Return all of the entries exactly, with nothing added or left out.

» **Material shown**:
(begin)

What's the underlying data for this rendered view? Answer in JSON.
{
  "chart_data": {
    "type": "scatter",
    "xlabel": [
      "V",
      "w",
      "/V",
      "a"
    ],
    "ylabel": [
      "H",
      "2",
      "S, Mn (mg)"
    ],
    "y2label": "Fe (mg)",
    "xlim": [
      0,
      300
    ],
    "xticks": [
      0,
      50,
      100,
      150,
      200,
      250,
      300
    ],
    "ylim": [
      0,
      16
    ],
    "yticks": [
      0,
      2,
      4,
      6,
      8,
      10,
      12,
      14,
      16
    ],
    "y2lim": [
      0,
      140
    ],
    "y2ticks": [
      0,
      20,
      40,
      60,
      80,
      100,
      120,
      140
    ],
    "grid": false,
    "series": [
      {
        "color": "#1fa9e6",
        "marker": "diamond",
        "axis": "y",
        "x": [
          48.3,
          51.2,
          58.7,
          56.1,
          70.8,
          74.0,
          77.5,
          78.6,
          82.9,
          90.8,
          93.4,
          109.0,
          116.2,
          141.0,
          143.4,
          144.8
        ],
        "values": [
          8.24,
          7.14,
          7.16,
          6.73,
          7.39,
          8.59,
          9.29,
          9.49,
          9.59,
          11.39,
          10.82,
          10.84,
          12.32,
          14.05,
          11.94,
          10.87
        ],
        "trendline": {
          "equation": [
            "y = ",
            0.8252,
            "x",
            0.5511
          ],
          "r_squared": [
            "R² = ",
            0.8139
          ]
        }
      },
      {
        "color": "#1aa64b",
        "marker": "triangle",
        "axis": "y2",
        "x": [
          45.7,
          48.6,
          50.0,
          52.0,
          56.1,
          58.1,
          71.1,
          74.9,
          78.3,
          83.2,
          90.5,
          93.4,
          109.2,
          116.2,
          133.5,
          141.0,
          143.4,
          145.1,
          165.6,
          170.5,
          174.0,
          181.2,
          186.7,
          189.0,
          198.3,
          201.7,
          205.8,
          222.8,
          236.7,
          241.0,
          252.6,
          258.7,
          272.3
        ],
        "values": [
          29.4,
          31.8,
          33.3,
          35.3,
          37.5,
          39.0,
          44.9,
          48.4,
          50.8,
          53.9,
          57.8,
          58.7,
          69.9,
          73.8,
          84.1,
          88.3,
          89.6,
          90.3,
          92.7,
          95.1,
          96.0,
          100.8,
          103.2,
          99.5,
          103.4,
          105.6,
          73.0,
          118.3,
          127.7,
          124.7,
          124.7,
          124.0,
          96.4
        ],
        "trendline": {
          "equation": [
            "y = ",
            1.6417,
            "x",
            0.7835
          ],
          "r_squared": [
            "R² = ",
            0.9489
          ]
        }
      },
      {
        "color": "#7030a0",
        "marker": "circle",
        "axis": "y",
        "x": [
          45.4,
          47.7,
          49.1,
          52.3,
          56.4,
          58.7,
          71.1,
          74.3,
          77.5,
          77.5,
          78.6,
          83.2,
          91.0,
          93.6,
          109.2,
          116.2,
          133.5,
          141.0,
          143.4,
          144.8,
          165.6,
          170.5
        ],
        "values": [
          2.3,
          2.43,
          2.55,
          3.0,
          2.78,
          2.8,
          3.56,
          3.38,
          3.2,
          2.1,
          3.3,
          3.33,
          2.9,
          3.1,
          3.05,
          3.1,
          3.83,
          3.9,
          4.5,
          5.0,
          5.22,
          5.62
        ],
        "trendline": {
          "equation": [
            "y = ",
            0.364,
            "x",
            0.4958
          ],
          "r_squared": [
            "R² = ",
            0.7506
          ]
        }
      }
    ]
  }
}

(end)

» **Final result**:
What's the underlying data for this rendered view? Answer in JSON.
{
  "chart_data": {
    "type": "scatter",
    "xlabel": [
      "V",
      "w",
      "/V",
      "a"
    ],
    "ylabel": [
      "H",
      "2",
      "S, Mn (mg)"
    ],
    "y2label": "Fe (mg)",
    "xlim": [
      0,
      300
    ],
    "xticks": [
      0,
      50,
      100,
      150,
      200,
      250,
      300
    ],
    "ylim": [
      0,
      16
    ],
    "yticks": [
      0,
      2,
      4,
      6,
      8,
      10,
      12,
      14,
      16
    ],
    "y2lim": [
      0,
      140
    ],
    "y2ticks": [
      0,
      20,
      40,
      60,
      80,
      100,
      120,
      140
    ],
    "grid": false,
    "series": [
      {
        "color": "#1fa9e6",
        "marker": "diamond",
        "axis": "y",
        "x": [
          48.3,
          51.2,
          58.7,
          56.1,
          70.8,
          74.0,
          77.5,
          78.6,
          82.9,
          90.8,
          93.4,
          109.0,
          116.2,
          141.0,
          143.4,
          144.8
        ],
        "values": [
          8.24,
          7.14,
          7.16,
          6.73,
          7.39,
          8.59,
          9.29,
          9.49,
          9.59,
          11.39,
          10.82,
          10.84,
          12.32,
          14.05,
          11.94,
          10.87
        ],
        "trendline": {
          "equation": [
            "y = ",
            0.8252,
            "x",
            0.5511
          ],
          "r_squared": [
            "R² = ",
            0.8139
          ]
        }
      },
      {
        "color": "#1aa64b",
        "marker": "triangle",
        "axis": "y2",
        "x": [
          45.7,
          48.6,
          50.0,
          52.0,
          56.1,
          58.1,
          71.1,
          74.9,
          78.3,
          83.2,
          90.5,
          93.4,
          109.2,
          116.2,
          133.5,
          141.0,
          143.4,
          145.1,
          165.6,
          170.5,
          174.0,
          181.2,
          186.7,
          189.0,
          198.3,
          201.7,
          205.8,
          222.8,
          236.7,
          241.0,
          252.6,
          258.7,
          272.3
        ],
        "values": [
          29.4,
          31.8,
          33.3,
          35.3,
          37.5,
          39.0,
          44.9,
          48.4,
          50.8,
          53.9,
          57.8,
          58.7,
          69.9,
          73.8,
          84.1,
          88.3,
          89.6,
          90.3,
          92.7,
          95.1,
          96.0,
          100.8,
          103.2,
          99.5,
          103.4,
          105.6,
          73.0,
          118.3,
          127.7,
          124.7,
          124.7,
          124.0,
          96.4
        ],
        "trendline": {
          "equation": [
            "y = ",
            1.6417,
            "x",
            0.7835
          ],
          "r_squared": [
            "R² = ",
            0.9489
          ]
        }
      },
      {
        "color": "#7030a0",
        "marker": "circle",
        "axis": "y",
        "x": [
          45.4,
          47.7,
          49.1,
          52.3,
          56.4,
          58.7,
          71.1,
          74.3,
          77.5,
          77.5,
          78.6,
          83.2,
          91.0,
          93.6,
          109.2,
          116.2,
          133.5,
          141.0,
          143.4,
          144.8,
          165.6,
          170.5
        ],
        "values": [
          2.3,
          2.43,
          2.55,
          3.0,
          2.78,
          2.8,
          3.56,
          3.38,
          3.2,
          2.1,
          3.3,
          3.33,
          2.9,
          3.1,
          3.05,
          3.1,
          3.83,
          3.9,
          4.5,
          5.0,
          5.22,
          5.62
        ],
        "trendline": {
          "equation": [
            "y = ",
            0.364,
            "x",
            0.4958
          ],
          "r_squared": [
            "R² = ",
            0.7506
          ]
        }
      }
    ]
  }
}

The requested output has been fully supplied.